## BEGIN ENTRIES SUPPLIED

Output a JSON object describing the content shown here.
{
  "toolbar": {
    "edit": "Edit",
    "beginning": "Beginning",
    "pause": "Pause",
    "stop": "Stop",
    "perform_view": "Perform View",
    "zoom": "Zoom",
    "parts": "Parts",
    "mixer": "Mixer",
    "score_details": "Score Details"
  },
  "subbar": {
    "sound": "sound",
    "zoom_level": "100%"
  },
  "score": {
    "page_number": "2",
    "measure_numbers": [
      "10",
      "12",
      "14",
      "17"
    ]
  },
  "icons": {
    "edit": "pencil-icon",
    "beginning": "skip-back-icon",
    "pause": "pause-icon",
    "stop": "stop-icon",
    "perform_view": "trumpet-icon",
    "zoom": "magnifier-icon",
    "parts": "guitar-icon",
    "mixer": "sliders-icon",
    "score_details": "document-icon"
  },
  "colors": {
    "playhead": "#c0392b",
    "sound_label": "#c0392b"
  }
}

## END ENTRIES SUPPLIED

Reproduce the entries above in full by retyping them exactly.

Output a JSON object describing the content shown here.
{
  "toolbar": {
    "edit": "Edit",
    "beginning": "Beginning",
    "pause": "Pause",
    "stop": "Stop",
    "perform_view": "Perform View",
    "zoom": "Zoom",
    "parts": "Parts",
    "mixer": "Mixer",
    "score_details": "Score Details"
  },
  "subbar": {
    "sound": "sound",
    "zoom_level": "100%"
  },
  "score": {
    "page_number": "2",
    "measure_numbers": [
      "10",
      "12",
      "14",
      "17"
    ]
  },
  "icons": {
    "edit": "pencil-icon",
    "beginning": "skip-back-icon",
    "pause": "pause-icon",
    "stop": "stop-icon",
    "perform_view": "trumpet-icon",
    "zoom": "magnifier-icon",
    "parts": "guitar-icon",
    "mixer": "sliders-icon",
    "score_details": "document-icon"
  },
  "colors": {
    "playhead": "#c0392b",
    "sound_label": "#c0392b"
  }
}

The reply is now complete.